(INSTRUCTIONS FOR THE TASK):
Return the records that follow unaltered. Omit every picture.

(TASK INPUT):
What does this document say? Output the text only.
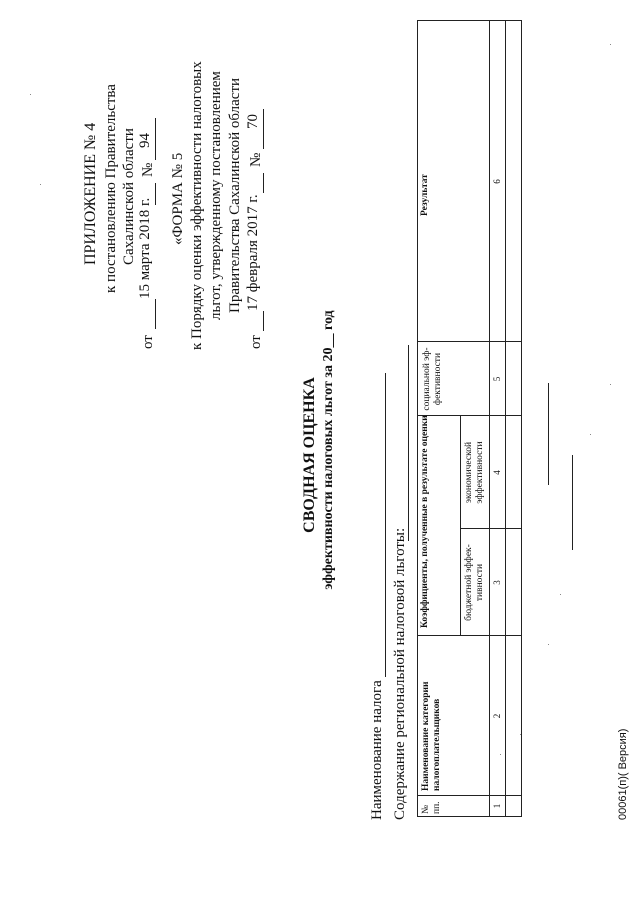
ПРИЛОЖЕНИЕ № 4 к постановлению Правительства Сахалинской области
от
15 марта 2018 г.
№
94
«ФОРМА № 5 к Порядку оценки эффективности налоговых льгот, утвержденному постановлением Правительства Сахалинской области
от
17 февраля 2017 г.
№
70
СВОДНАЯ ОЦЕНКА эффективности налоговых льгот за 20__ год
Наименование налога Содержание региональной налоговой льготы: № пп.
Наименование категории налогоплательщиков
Коэффициенты, полученные в результате оценки	бюджетной эффек-тивности
экономической эффективности
социальной эф-фективности
Результат
1
2
3
4
5
6
00061(п)( Версия)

(ANSWER TO THE EXERCISE):
What does this document say? Output the text only.
ПРИЛОЖЕНИЕ № 4 к постановлению Правительства Сахалинской области
от
15 марта 2018 г.
№
94
«ФОРМА № 5 к Порядку оценки эффективности налоговых льгот, утвержденному постановлением Правительства Сахалинской области
от
17 февраля 2017 г.
№
70
СВОДНАЯ ОЦЕНКА эффективности налоговых льгот за 20__ год
Наименование налога Содержание региональной налоговой льготы: № пп.
Наименование категории налогоплательщиков
Коэффициенты, полученные в результате оценки	бюджетной эффек-тивности
экономической эффективности
социальной эф-фективности
Результат
1
2
3
4
5
6
00061(п)( Версия)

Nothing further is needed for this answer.